_EXERCISE DATA_
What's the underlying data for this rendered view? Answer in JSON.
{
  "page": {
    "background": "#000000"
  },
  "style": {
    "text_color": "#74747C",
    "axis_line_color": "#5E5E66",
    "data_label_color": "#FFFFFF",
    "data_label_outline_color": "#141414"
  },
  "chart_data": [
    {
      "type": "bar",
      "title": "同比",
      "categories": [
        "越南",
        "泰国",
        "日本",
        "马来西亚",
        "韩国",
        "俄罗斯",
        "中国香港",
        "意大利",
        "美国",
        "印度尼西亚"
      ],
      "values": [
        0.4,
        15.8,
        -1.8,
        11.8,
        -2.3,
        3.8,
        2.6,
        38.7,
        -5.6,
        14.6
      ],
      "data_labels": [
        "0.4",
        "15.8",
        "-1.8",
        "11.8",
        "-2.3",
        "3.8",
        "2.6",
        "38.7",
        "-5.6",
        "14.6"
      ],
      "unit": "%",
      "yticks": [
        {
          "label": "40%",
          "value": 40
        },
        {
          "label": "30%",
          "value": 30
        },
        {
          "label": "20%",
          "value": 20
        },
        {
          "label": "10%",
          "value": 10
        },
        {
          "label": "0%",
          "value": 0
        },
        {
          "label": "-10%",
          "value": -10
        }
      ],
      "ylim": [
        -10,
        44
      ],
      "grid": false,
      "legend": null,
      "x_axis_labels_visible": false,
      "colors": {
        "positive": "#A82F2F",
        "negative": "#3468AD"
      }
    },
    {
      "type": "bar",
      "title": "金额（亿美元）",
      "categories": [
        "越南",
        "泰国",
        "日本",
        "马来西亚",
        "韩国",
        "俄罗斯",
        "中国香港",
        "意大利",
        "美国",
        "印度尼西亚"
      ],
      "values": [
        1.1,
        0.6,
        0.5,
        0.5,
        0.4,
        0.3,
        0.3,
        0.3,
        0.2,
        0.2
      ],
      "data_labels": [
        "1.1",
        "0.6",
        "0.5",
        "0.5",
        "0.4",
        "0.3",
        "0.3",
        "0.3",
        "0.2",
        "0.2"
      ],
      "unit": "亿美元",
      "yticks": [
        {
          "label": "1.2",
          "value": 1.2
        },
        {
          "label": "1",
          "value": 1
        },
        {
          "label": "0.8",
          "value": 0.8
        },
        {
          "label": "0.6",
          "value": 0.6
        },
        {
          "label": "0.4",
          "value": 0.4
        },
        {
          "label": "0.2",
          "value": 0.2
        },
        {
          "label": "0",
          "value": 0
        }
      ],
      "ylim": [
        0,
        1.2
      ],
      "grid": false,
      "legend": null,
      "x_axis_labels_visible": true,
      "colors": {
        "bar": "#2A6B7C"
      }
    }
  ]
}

_WORK INSTRUCTIONS_
Write the entries again, exactly as they stand.

_RESPONSE_
What's the underlying data for this rendered view? Answer in JSON.
{
  "page": {
    "background": "#000000"
  },
  "style": {
    "text_color": "#74747C",
    "axis_line_color": "#5E5E66",
    "data_label_color": "#FFFFFF",
    "data_label_outline_color": "#141414"
  },
  "chart_data": [
    {
      "type": "bar",
      "title": "同比",
      "categories": [
        "越南",
        "泰国",
        "日本",
        "马来西亚",
        "韩国",
        "俄罗斯",
        "中国香港",
        "意大利",
        "美国",
        "印度尼西亚"
      ],
      "values": [
        0.4,
        15.8,
        -1.8,
        11.8,
        -2.3,
        3.8,
        2.6,
        38.7,
        -5.6,
        14.6
      ],
      "data_labels": [
        "0.4",
        "15.8",
        "-1.8",
        "11.8",
        "-2.3",
        "3.8",
        "2.6",
        "38.7",
        "-5.6",
        "14.6"
      ],
      "unit": "%",
      "yticks": [
        {
          "label": "40%",
          "value": 40
        },
        {
          "label": "30%",
          "value": 30
        },
        {
          "label": "20%",
          "value": 20
        },
        {
          "label": "10%",
          "value": 10
        },
        {
          "label": "0%",
          "value": 0
        },
        {
          "label": "-10%",
          "value": -10
        }
      ],
      "ylim": [
        -10,
        44
      ],
      "grid": false,
      "legend": null,
      "x_axis_labels_visible": false,
      "colors": {
        "positive": "#A82F2F",
        "negative": "#3468AD"
      }
    },
    {
      "type": "bar",
      "title": "金额（亿美元）",
      "categories": [
        "越南",
        "泰国",
        "日本",
        "马来西亚",
        "韩国",
        "俄罗斯",
        "中国香港",
        "意大利",
        "美国",
        "印度尼西亚"
      ],
      "values": [
        1.1,
        0.6,
        0.5,
        0.5,
        0.4,
        0.3,
        0.3,
        0.3,
        0.2,
        0.2
      ],
      "data_labels": [
        "1.1",
        "0.6",
        "0.5",
        "0.5",
        "0.4",
        "0.3",
        "0.3",
        "0.3",
        "0.2",
        "0.2"
      ],
      "unit": "亿美元",
      "yticks": [
        {
          "label": "1.2",
          "value": 1.2
        },
        {
          "label": "1",
          "value": 1
        },
        {
          "label": "0.8",
          "value": 0.8
        },
        {
          "label": "0.6",
          "value": 0.6
        },
        {
          "label": "0.4",
          "value": 0.4
        },
        {
          "label": "0.2",
          "value": 0.2
        },
        {
          "label": "0",
          "value": 0
        }
      ],
      "ylim": [
        0,
        1.2
      ],
      "grid": false,
      "legend": null,
      "x_axis_labels_visible": true,
      "colors": {
        "bar": "#2A6B7C"
      }
    }
  ]
}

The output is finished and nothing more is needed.